(Collected data entries)
........

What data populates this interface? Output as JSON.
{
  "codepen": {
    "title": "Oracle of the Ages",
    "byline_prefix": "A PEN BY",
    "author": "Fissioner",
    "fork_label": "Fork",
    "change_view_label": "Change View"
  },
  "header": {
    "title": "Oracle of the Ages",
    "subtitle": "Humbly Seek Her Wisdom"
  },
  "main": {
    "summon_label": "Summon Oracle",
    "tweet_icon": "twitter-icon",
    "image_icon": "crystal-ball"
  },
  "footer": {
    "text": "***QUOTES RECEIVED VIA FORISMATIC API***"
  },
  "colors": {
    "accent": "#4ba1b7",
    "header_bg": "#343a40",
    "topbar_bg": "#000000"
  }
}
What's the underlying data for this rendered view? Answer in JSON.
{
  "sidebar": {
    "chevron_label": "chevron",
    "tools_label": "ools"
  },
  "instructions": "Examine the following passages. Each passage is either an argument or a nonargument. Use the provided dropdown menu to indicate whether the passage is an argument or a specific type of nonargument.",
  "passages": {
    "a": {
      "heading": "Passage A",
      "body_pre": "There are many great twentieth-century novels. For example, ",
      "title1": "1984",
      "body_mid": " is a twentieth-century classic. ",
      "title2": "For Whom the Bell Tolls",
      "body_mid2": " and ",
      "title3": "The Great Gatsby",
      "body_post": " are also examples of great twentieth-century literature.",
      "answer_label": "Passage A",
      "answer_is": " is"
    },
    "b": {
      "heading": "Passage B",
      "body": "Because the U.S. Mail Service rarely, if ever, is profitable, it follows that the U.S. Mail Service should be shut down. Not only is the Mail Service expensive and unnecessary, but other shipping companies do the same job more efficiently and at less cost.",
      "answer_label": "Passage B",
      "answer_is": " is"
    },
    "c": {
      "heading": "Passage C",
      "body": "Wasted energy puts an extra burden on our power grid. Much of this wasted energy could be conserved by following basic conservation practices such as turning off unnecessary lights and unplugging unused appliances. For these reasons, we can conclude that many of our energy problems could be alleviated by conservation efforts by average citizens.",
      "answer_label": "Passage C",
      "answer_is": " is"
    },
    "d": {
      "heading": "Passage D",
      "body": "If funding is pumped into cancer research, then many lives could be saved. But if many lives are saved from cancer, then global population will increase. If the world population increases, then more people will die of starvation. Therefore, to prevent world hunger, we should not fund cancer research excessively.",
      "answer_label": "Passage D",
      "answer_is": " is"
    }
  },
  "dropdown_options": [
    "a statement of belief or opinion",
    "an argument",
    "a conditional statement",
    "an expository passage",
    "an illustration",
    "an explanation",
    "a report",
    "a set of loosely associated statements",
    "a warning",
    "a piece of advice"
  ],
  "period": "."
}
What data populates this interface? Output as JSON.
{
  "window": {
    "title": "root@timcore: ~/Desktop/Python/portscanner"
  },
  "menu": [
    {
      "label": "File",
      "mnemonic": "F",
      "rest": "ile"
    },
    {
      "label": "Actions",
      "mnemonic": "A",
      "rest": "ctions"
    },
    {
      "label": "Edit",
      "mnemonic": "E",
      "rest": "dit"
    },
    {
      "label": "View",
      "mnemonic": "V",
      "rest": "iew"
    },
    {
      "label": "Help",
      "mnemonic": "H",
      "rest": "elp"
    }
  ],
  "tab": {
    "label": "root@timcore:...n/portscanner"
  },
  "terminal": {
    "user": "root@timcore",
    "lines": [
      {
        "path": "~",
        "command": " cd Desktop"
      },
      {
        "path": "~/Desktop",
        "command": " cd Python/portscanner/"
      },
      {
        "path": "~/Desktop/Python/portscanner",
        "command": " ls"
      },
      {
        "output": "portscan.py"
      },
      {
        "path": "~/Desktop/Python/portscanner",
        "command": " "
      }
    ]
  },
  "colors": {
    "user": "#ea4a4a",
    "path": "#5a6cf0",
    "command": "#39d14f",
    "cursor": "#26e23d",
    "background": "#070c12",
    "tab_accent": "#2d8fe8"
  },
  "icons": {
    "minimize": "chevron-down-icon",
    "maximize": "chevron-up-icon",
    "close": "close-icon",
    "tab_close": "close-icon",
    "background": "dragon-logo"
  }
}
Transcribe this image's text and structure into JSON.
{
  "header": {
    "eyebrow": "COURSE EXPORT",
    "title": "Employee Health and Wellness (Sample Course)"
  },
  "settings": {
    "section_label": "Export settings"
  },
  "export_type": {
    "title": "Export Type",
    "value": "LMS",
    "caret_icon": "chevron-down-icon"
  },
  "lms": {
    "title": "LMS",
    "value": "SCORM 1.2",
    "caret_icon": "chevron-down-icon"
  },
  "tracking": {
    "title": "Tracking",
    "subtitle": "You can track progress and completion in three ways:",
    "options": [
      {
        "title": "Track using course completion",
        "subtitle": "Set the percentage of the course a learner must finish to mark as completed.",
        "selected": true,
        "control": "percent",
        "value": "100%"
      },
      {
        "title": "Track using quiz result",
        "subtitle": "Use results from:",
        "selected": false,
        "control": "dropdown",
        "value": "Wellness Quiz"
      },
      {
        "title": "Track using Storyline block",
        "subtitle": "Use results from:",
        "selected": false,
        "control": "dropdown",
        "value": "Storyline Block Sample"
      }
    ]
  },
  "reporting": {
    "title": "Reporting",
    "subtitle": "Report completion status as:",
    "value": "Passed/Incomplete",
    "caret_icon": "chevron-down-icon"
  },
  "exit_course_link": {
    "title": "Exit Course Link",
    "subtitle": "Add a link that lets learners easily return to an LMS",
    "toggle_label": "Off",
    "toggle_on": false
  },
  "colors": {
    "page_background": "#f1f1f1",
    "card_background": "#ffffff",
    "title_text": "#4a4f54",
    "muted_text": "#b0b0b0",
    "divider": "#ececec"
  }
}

........

#### Direction:
Make an exact copy of the records.

#### Result:
What data populates this interface? Output as JSON.
{
  "codepen": {
    "title": "Oracle of the Ages",
    "byline_prefix": "A PEN BY",
    "author": "Fissioner",
    "fork_label": "Fork",
    "change_view_label": "Change View"
  },
  "header": {
    "title": "Oracle of the Ages",
    "subtitle": "Humbly Seek Her Wisdom"
  },
  "main": {
    "summon_label": "Summon Oracle",
    "tweet_icon": "twitter-icon",
    "image_icon": "crystal-ball"
  },
  "footer": {
    "text": "***QUOTES RECEIVED VIA FORISMATIC API***"
  },
  "colors": {
    "accent": "#4ba1b7",
    "header_bg": "#343a40",
    "topbar_bg": "#000000"
  }
}
What's the underlying data for this rendered view? Answer in JSON.
{
  "sidebar": {
    "chevron_label": "chevron",
    "tools_label": "ools"
  },
  "instructions": "Examine the following passages. Each passage is either an argument or a nonargument. Use the provided dropdown menu to indicate whether the passage is an argument or a specific type of nonargument.",
  "passages": {
    "a": {
      "heading": "Passage A",
      "body_pre": "There are many great twentieth-century novels. For example, ",
      "title1": "1984",
      "body_mid": " is a twentieth-century classic. ",
      "title2": "For Whom the Bell Tolls",
      "body_mid2": " and ",
      "title3": "The Great Gatsby",
      "body_post": " are also examples of great twentieth-century literature.",
      "answer_label": "Passage A",
      "answer_is": " is"
    },
    "b": {
      "heading": "Passage B",
      "body": "Because the U.S. Mail Service rarely, if ever, is profitable, it follows that the U.S. Mail Service should be shut down. Not only is the Mail Service expensive and unnecessary, but other shipping companies do the same job more efficiently and at less cost.",
      "answer_label": "Passage B",
      "answer_is": " is"
    },
    "c": {
      "heading": "Passage C",
      "body": "Wasted energy puts an extra burden on our power grid. Much of this wasted energy could be conserved by following basic conservation practices such as turning off unnecessary lights and unplugging unused appliances. For these reasons, we can conclude that many of our energy problems could be alleviated by conservation efforts by average citizens.",
      "answer_label": "Passage C",
      "answer_is": " is"
    },
    "d": {
      "heading": "Passage D",
      "body": "If funding is pumped into cancer research, then many lives could be saved. But if many lives are saved from cancer, then global population will increase. If the world population increases, then more people will die of starvation. Therefore, to prevent world hunger, we should not fund cancer research excessively.",
      "answer_label": "Passage D",
      "answer_is": " is"
    }
  },
  "dropdown_options": [
    "a statement of belief or opinion",
    "an argument",
    "a conditional statement",
    "an expository passage",
    "an illustration",
    "an explanation",
    "a report",
    "a set of loosely associated statements",
    "a warning",
    "a piece of advice"
  ],
  "period": "."
}
What data populates this interface? Output as JSON.
{
  "window": {
    "title": "root@timcore: ~/Desktop/Python/portscanner"
  },
  "menu": [
    {
      "label": "File",
      "mnemonic": "F",
      "rest": "ile"
    },
    {
      "label": "Actions",
      "mnemonic": "A",
      "rest": "ctions"
    },
    {
      "label": "Edit",
      "mnemonic": "E",
      "rest": "dit"
    },
    {
      "label": "View",
      "mnemonic": "V",
      "rest": "iew"
    },
    {
      "label": "Help",
      "mnemonic": "H",
      "rest": "elp"
    }
  ],
  "tab": {
    "label": "root@timcore:...n/portscanner"
  },
  "terminal": {
    "user": "root@timcore",
    "lines": [
      {
        "path": "~",
        "command": " cd Desktop"
      },
      {
        "path": "~/Desktop",
        "command": " cd Python/portscanner/"
      },
      {
        "path": "~/Desktop/Python/portscanner",
        "command": " ls"
      },
      {
        "output": "portscan.py"
      },
      {
        "path": "~/Desktop/Python/portscanner",
        "command": " "
      }
    ]
  },
  "colors": {
    "user": "#ea4a4a",
    "path": "#5a6cf0",
    "command": "#39d14f",
    "cursor": "#26e23d",
    "background": "#070c12",
    "tab_accent": "#2d8fe8"
  },
  "icons": {
    "minimize": "chevron-down-icon",
    "maximize": "chevron-up-icon",
    "close": "close-icon",
    "tab_close": "close-icon",
    "background": "dragon-logo"
  }
}
Transcribe this image's text and structure into JSON.
{
  "header": {
    "eyebrow": "COURSE EXPORT",
    "title": "Employee Health and Wellness (Sample Course)"
  },
  "settings": {
    "section_label": "Export settings"
  },
  "export_type": {
    "title": "Export Type",
    "value": "LMS",
    "caret_icon": "chevron-down-icon"
  },
  "lms": {
    "title": "LMS",
    "value": "SCORM 1.2",
    "caret_icon": "chevron-down-icon"
  },
  "tracking": {
    "title": "Tracking",
    "subtitle": "You can track progress and completion in three ways:",
    "options": [
      {
        "title": "Track using course completion",
        "subtitle": "Set the percentage of the course a learner must finish to mark as completed.",
        "selected": true,
        "control": "percent",
        "value": "100%"
      },
      {
        "title": "Track using quiz result",
        "subtitle": "Use results from:",
        "selected": false,
        "control": "dropdown",
        "value": "Wellness Quiz"
      },
      {
        "title": "Track using Storyline block",
        "subtitle": "Use results from:",
        "selected": false,
        "control": "dropdown",
        "value": "Storyline Block Sample"
      }
    ]
  },
  "reporting": {
    "title": "Reporting",
    "subtitle": "Report completion status as:",
    "value": "Passed/Incomplete",
    "caret_icon": "chevron-down-icon"
  },
  "exit_course_link": {
    "title": "Exit Course Link",
    "subtitle": "Add a link that lets learners easily return to an LMS",
    "toggle_label": "Off",
    "toggle_on": false
  },
  "colors": {
    "page_background": "#f1f1f1",
    "card_background": "#ffffff",
    "title_text": "#4a4f54",
    "muted_text": "#b0b0b0",
    "divider": "#ececec"
  }
}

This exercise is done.